→ **WHAT YOU ARE ASKED TO DO**: The listing below must be repeated word for word, with its images excluded.

→ **SUPPLIED ENTRIES**:

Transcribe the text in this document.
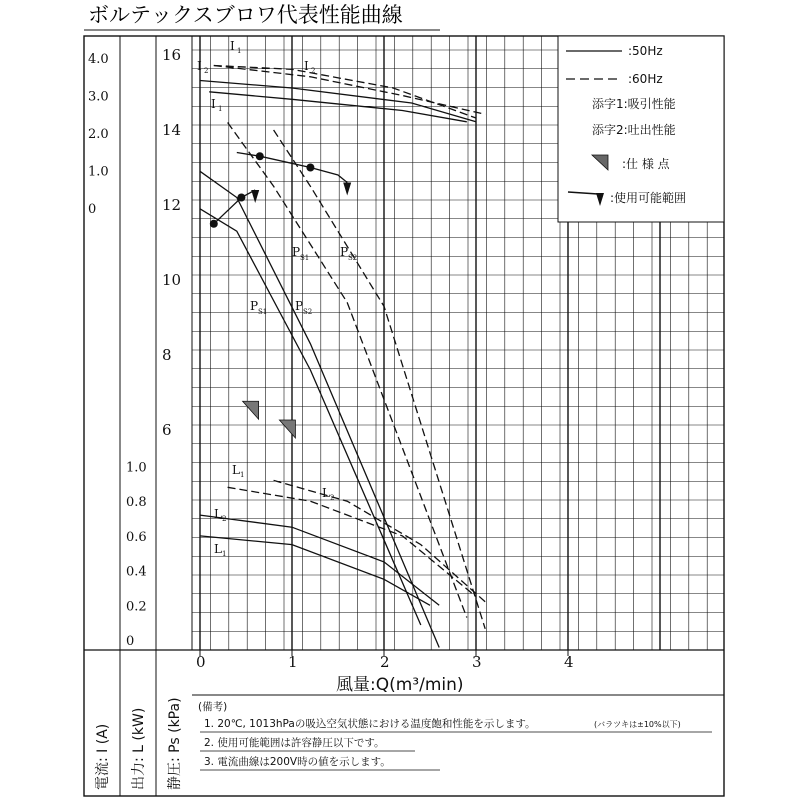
ボルテックスブロワ代表性能曲線
0	1	2	3	4
16
14
12
10
8
6
1.0
0.8
0.6
0.4
0.2
0
4.0
3.0
2.0
1.0
0
I 1
I 2
I 2
I 1
P S1	P S2
P S1 P S2
L 1
L 2
L 2
L 1
:50Hz
:60Hz
添字1:吸引性能
添字2:吐出性能
:仕 様 点
:使用可能範囲
風量:Q(m³/min)
電流: I (A) 出力: L (kW) 静圧: Ps (kPa) (備考)
1. 20℃, 1013hPaの吸込空気状態における温度飽和性能を示します。	(バラツキは±10%以下)
2. 使用可能範囲は許容静圧以下です。
3. 電流曲線は200V時の値を示します。
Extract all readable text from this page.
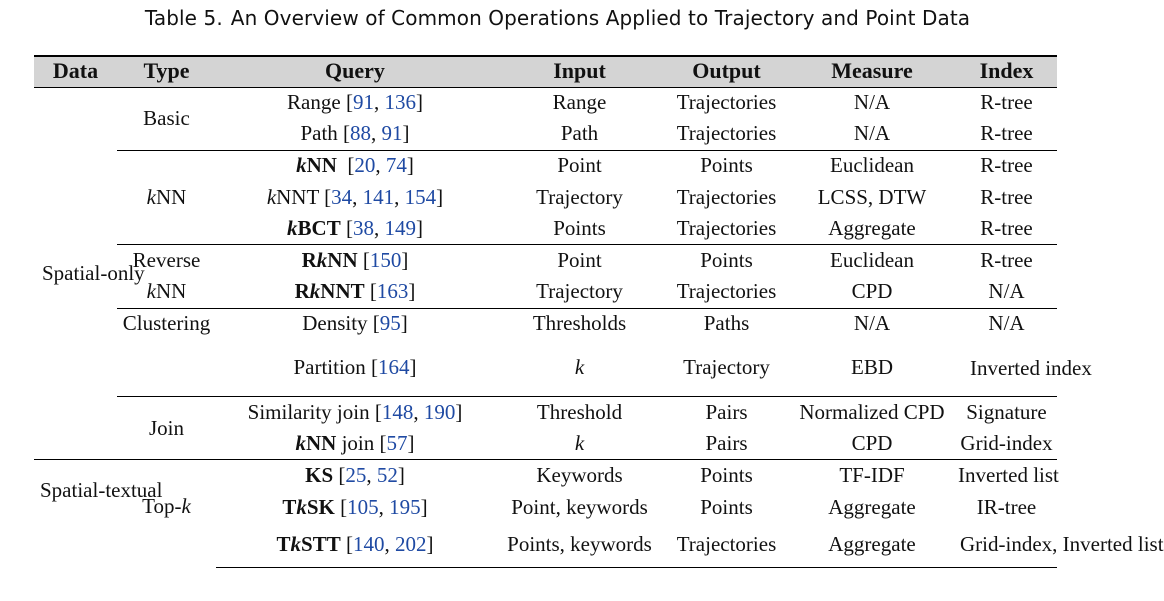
Table 5. An Overview of Common Operations Applied to Trajectory and Point Data
Data	Type	Query	Input	Output	Measure	Index
Spatial-only	Basic	Range [91, 136]	Range	Trajectories	N/A	R-tree
		Path [88, 91]	Path	Trajectories	N/A	R-tree
	kNN	kNN  [20, 74]	Point	Points	Euclidean	R-tree
		kNNT [34, 141, 154]	Trajectory	Trajectories	LCSS, DTW	R-tree
		kBCT [38, 149]	Points	Trajectories	Aggregate	R-tree
	Reverse	RkNN [150]	Point	Points	Euclidean	R-tree
	kNN	RkNNT [163]	Trajectory	Trajectories	CPD	N/A
	Clustering	Density [95]	Thresholds	Paths	N/A	N/A
		Partition [164]	k	Trajectory	EBD	Inverted index
	Join	Similarity join [148, 190]	Threshold	Pairs	Normalized CPD	Signature
		kNN join [57]	k	Pairs	CPD	Grid-index
Spatial-textual	Top-k	KS [25, 52]	Keywords	Points	TF-IDF	Inverted list
		TkSK [105, 195]	Point, keywords	Points	Aggregate	IR-tree
		TkSTT [140, 202]	Points, keywords	Trajectories	Aggregate	Grid-index, Inverted list
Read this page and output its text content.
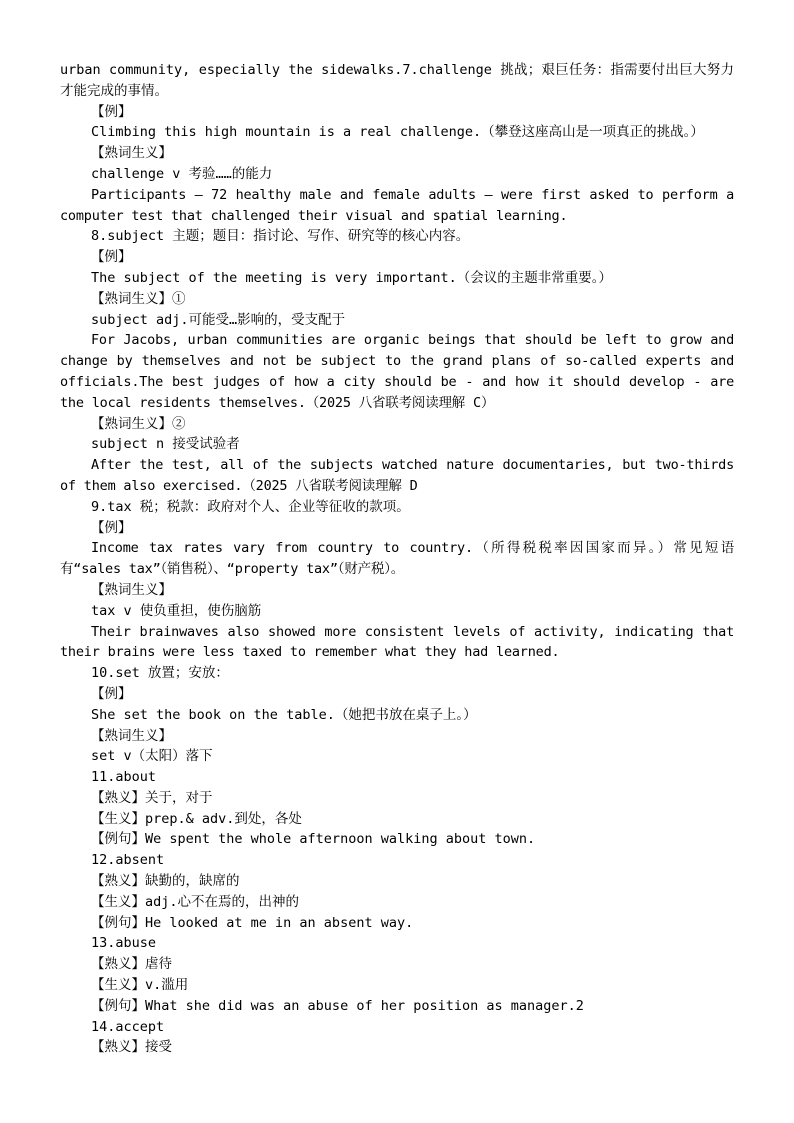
urban community, especially the sidewalks.7.challenge 挑战；艰巨任务：指需要付出巨大努力才能完成的事情。

【例】

Climbing this high mountain is a real challenge.（攀登这座高山是一项真正的挑战。）

【熟词生义】

challenge v 考验……的能力

Participants — 72 healthy male and female adults — were first asked to perform a computer test that challenged their visual and spatial learning.

8.subject 主题；题目：指讨论、写作、研究等的核心内容。

【例】

The subject of the meeting is very important.（会议的主题非常重要。）

【熟词生义】①

subject adj.可能受…影响的，受支配于

For Jacobs, urban communities are organic beings that should be left to grow and change by themselves and not be subject to the grand plans of so-called experts and officials.The best judges of how a city should be - and how it should develop - are the local residents themselves.（2025 八省联考阅读理解 C）

【熟词生义】②

subject n 接受试验者

After the test, all of the subjects watched nature documentaries, but two-thirds of them also exercised.（2025 八省联考阅读理解 D

9.tax 税；税款：政府对个人、企业等征收的款项。

【例】

Income tax rates vary from country to country.（所得税税率因国家而异。）常见短语有“sales tax”（销售税）、“property tax”（财产税）。

【熟词生义】

tax v 使负重担，使伤脑筋

Their brainwaves also showed more consistent levels of activity, indicating that their brains were less taxed to remember what they had learned.

10.set 放置；安放：

【例】

She set the book on the table.（她把书放在桌子上。）

【熟词生义】

set v（太阳）落下

11.about

【熟义】关于，对于

【生义】prep.& adv.到处，各处

【例句】We spent the whole afternoon walking about town.

12.absent

【熟义】缺勤的，缺席的

【生义】adj.心不在焉的，出神的

【例句】He looked at me in an absent way.

13.abuse

【熟义】虐待

【生义】v.滥用

【例句】What she did was an abuse of her position as manager.2

14.accept

【熟义】接受
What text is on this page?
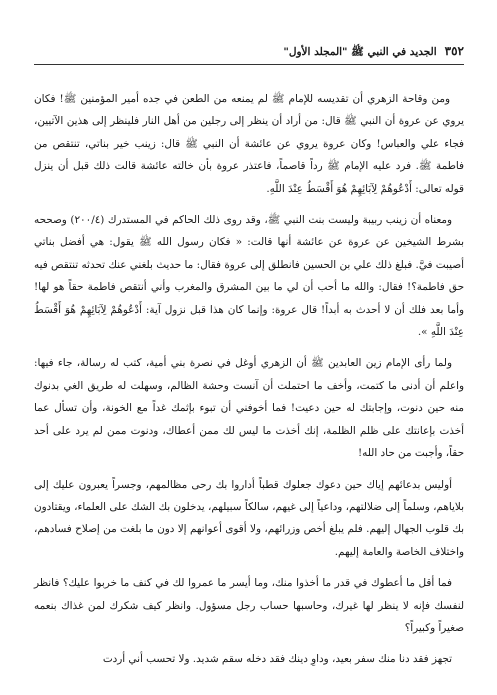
٣٥٢الجديد في النبي ﷺ "المجلد الأول"

ومن وقاحة الزهري أن تقديسه للإمام ﷺ لم يمنعه من الطعن في جده أمير المؤمنين ﷺ! فكان يروي عن عروة أن النبي ﷺ قال: من أراد أن ينظر إلى رجلين من أهل النار فلينظر إلى هذين الآتيين، فجاء علي والعباس! وكان عروة يروي عن عائشة أن النبي ﷺ قال: زينب خير بناتي، تنتقص من فاطمة ﷺ. فرد عليه الإمام ﷺ رداً قاصماً، فاعتذر عروة بأن خالته عائشة قالت ذلك قبل أن ينزل قوله تعالى: أَدْعُوهُمْ لِآبَائِهِمْ هُوَ أَقْسَطُ عِنْدَ اللَّهِ.

ومعناه أن زينب ربيبة وليست بنت النبي ﷺ، وقد روى ذلك الحاكم في المستدرك (٢٠٠/٤) وصححه بشرط الشيخين عن عروة عن عائشة أنها قالت: « فكان رسول الله ﷺ يقول: هي أفضل بناتي أصيبت فيَّ. فبلغ ذلك علي بن الحسين فانطلق إلى عروة فقال: ما حديث بلغني عنك تحدثه تنتقص فيه حق فاطمة؟! فقال: والله ما أحب أن لي ما بين المشرق والمغرب وأني أنتقص فاطمة حقاً هو لها! وأما بعد فلك أن لا أحدث به أبداً! قال عروة: وإنما كان هذا قبل نزول آية: أَدْعُوهُمْ لِآبَائِهِمْ هُوَ أَقْسَطُ عِنْدَ اللَّهِ ».

ولما رأى الإمام زين العابدين ﷺ أن الزهري أوغل في نصرة بني أمية، كتب له رسالة، جاء فيها: واعلم أن أدنى ما كتمت، وأخف ما احتملت أن آنست وحشة الظالم، وسهلت له طريق الغي بدنوك منه حين دنوت، وإجابتك له حين دعيت! فما أخوفني أن تبوء بإثمك غداً مع الخونة، وأن تسأل عما أخذت بإعانتك على ظلم الظلمة، إنك أخذت ما ليس لك ممن أعطاك، ودنوت ممن لم يرد على أحد حقاً، وأجبت من حاد الله!

أوليس بدعائهم إياك حين دعوك جعلوك قطباً أداروا بك رحى مظالمهم، وجسراً يعبرون عليك إلى بلاياهم، وسلماً إلى ضلالتهم، وداعياً إلى غيهم، سالكاً سبيلهم، يدخلون بك الشك على العلماء، ويقتادون بك قلوب الجهال إليهم. فلم يبلغ أخص وزرائهم، ولا أقوى أعوانهم إلا دون ما بلغت من إصلاح فسادهم، واختلاف الخاصة والعامة إليهم.

فما أقل ما أعطوك في قدر ما أخذوا منك، وما أيسر ما عمروا لك في كنف ما خربوا عليك؟ فانظر لنفسك فإنه لا ينظر لها غيرك، وحاسبها حساب رجل مسؤول. وانظر كيف شكرك لمن غذاك بنعمه صغيراً وكبيراً؟

تجهز فقد دنا منك سفر بعيد، وداوِ دينك فقد دخله سقم شديد. ولا تحسب أني أردت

→ **FINISHED TASK**:
Transcribe the text in this document.
ボルテックスブロワ代表性能曲線
0	1	2	3	4
16
14
12
10
8
6
1.0
0.8
0.6
0.4
0.2
0
4.0
3.0
2.0
1.0
0
I 1
I 2
I 2
I 1
P S1	P S2
P S1 P S2
L 1
L 2
L 2
L 1
:50Hz
:60Hz
添字1:吸引性能
添字2:吐出性能
:仕 様 点
:使用可能範囲
風量:Q(m³/min)
電流: I (A) 出力: L (kW) 静圧: Ps (kPa) (備考)
1. 20℃, 1013hPaの吸込空気状態における温度飽和性能を示します。	(バラツキは±10%以下)
2. 使用可能範囲は許容静圧以下です。
3. 電流曲線は200V時の値を示します。
Extract all readable text from this page.
Table 5. An Overview of Common Operations Applied to Trajectory and Point Data
Data	Type	Query	Input	Output	Measure	Index
Spatial-only	Basic	Range [91, 136]	Range	Trajectories	N/A	R-tree
		Path [88, 91]	Path	Trajectories	N/A	R-tree
	kNN	kNN  [20, 74]	Point	Points	Euclidean	R-tree
		kNNT [34, 141, 154]	Trajectory	Trajectories	LCSS, DTW	R-tree
		kBCT [38, 149]	Points	Trajectories	Aggregate	R-tree
	Reverse	RkNN [150]	Point	Points	Euclidean	R-tree
	kNN	RkNNT [163]	Trajectory	Trajectories	CPD	N/A
	Clustering	Density [95]	Thresholds	Paths	N/A	N/A
		Partition [164]	k	Trajectory	EBD	Inverted index
	Join	Similarity join [148, 190]	Threshold	Pairs	Normalized CPD	Signature
		kNN join [57]	k	Pairs	CPD	Grid-index
Spatial-textual	Top-k	KS [25, 52]	Keywords	Points	TF-IDF	Inverted list
		TkSK [105, 195]	Point, keywords	Points	Aggregate	IR-tree
		TkSTT [140, 202]	Points, keywords	Trajectories	Aggregate	Grid-index, Inverted list
Read this page and output its text content.
urban community, especially the sidewalks.7.challenge 挑战；艰巨任务：指需要付出巨大努力才能完成的事情。

【例】

Climbing this high mountain is a real challenge.（攀登这座高山是一项真正的挑战。）

【熟词生义】

challenge v 考验……的能力

Participants — 72 healthy male and female adults — were first asked to perform a computer test that challenged their visual and spatial learning.

8.subject 主题；题目：指讨论、写作、研究等的核心内容。

【例】

The subject of the meeting is very important.（会议的主题非常重要。）

【熟词生义】①

subject adj.可能受…影响的，受支配于

For Jacobs, urban communities are organic beings that should be left to grow and change by themselves and not be subject to the grand plans of so-called experts and officials.The best judges of how a city should be - and how it should develop - are the local residents themselves.（2025 八省联考阅读理解 C）

【熟词生义】②

subject n 接受试验者

After the test, all of the subjects watched nature documentaries, but two-thirds of them also exercised.（2025 八省联考阅读理解 D

9.tax 税；税款：政府对个人、企业等征收的款项。

【例】

Income tax rates vary from country to country.（所得税税率因国家而异。）常见短语有“sales tax”（销售税）、“property tax”（财产税）。

【熟词生义】

tax v 使负重担，使伤脑筋

Their brainwaves also showed more consistent levels of activity, indicating that their brains were less taxed to remember what they had learned.

10.set 放置；安放：

【例】

She set the book on the table.（她把书放在桌子上。）

【熟词生义】

set v（太阳）落下

11.about

【熟义】关于，对于

【生义】prep.& adv.到处，各处

【例句】We spent the whole afternoon walking about town.

12.absent

【熟义】缺勤的，缺席的

【生义】adj.心不在焉的，出神的

【例句】He looked at me in an absent way.

13.abuse

【熟义】虐待

【生义】v.滥用

【例句】What she did was an abuse of her position as manager.2

14.accept

【熟义】接受
What text is on this page?
٣٥٢الجديد في النبي ﷺ "المجلد الأول"

ومن وقاحة الزهري أن تقديسه للإمام ﷺ لم يمنعه من الطعن في جده أمير المؤمنين ﷺ! فكان يروي عن عروة أن النبي ﷺ قال: من أراد أن ينظر إلى رجلين من أهل النار فلينظر إلى هذين الآتيين، فجاء علي والعباس! وكان عروة يروي عن عائشة أن النبي ﷺ قال: زينب خير بناتي، تنتقص من فاطمة ﷺ. فرد عليه الإمام ﷺ رداً قاصماً، فاعتذر عروة بأن خالته عائشة قالت ذلك قبل أن ينزل قوله تعالى: أَدْعُوهُمْ لِآبَائِهِمْ هُوَ أَقْسَطُ عِنْدَ اللَّهِ.

ومعناه أن زينب ربيبة وليست بنت النبي ﷺ، وقد روى ذلك الحاكم في المستدرك (٢٠٠/٤) وصححه بشرط الشيخين عن عروة عن عائشة أنها قالت: « فكان رسول الله ﷺ يقول: هي أفضل بناتي أصيبت فيَّ. فبلغ ذلك علي بن الحسين فانطلق إلى عروة فقال: ما حديث بلغني عنك تحدثه تنتقص فيه حق فاطمة؟! فقال: والله ما أحب أن لي ما بين المشرق والمغرب وأني أنتقص فاطمة حقاً هو لها! وأما بعد فلك أن لا أحدث به أبداً! قال عروة: وإنما كان هذا قبل نزول آية: أَدْعُوهُمْ لِآبَائِهِمْ هُوَ أَقْسَطُ عِنْدَ اللَّهِ ».

ولما رأى الإمام زين العابدين ﷺ أن الزهري أوغل في نصرة بني أمية، كتب له رسالة، جاء فيها: واعلم أن أدنى ما كتمت، وأخف ما احتملت أن آنست وحشة الظالم، وسهلت له طريق الغي بدنوك منه حين دنوت، وإجابتك له حين دعيت! فما أخوفني أن تبوء بإثمك غداً مع الخونة، وأن تسأل عما أخذت بإعانتك على ظلم الظلمة، إنك أخذت ما ليس لك ممن أعطاك، ودنوت ممن لم يرد على أحد حقاً، وأجبت من حاد الله!

أوليس بدعائهم إياك حين دعوك جعلوك قطباً أداروا بك رحى مظالمهم، وجسراً يعبرون عليك إلى بلاياهم، وسلماً إلى ضلالتهم، وداعياً إلى غيهم، سالكاً سبيلهم، يدخلون بك الشك على العلماء، ويقتادون بك قلوب الجهال إليهم. فلم يبلغ أخص وزرائهم، ولا أقوى أعوانهم إلا دون ما بلغت من إصلاح فسادهم، واختلاف الخاصة والعامة إليهم.

فما أقل ما أعطوك في قدر ما أخذوا منك، وما أيسر ما عمروا لك في كنف ما خربوا عليك؟ فانظر لنفسك فإنه لا ينظر لها غيرك، وحاسبها حساب رجل مسؤول. وانظر كيف شكرك لمن غذاك بنعمه صغيراً وكبيراً؟

تجهز فقد دنا منك سفر بعيد، وداوِ دينك فقد دخله سقم شديد. ولا تحسب أني أردت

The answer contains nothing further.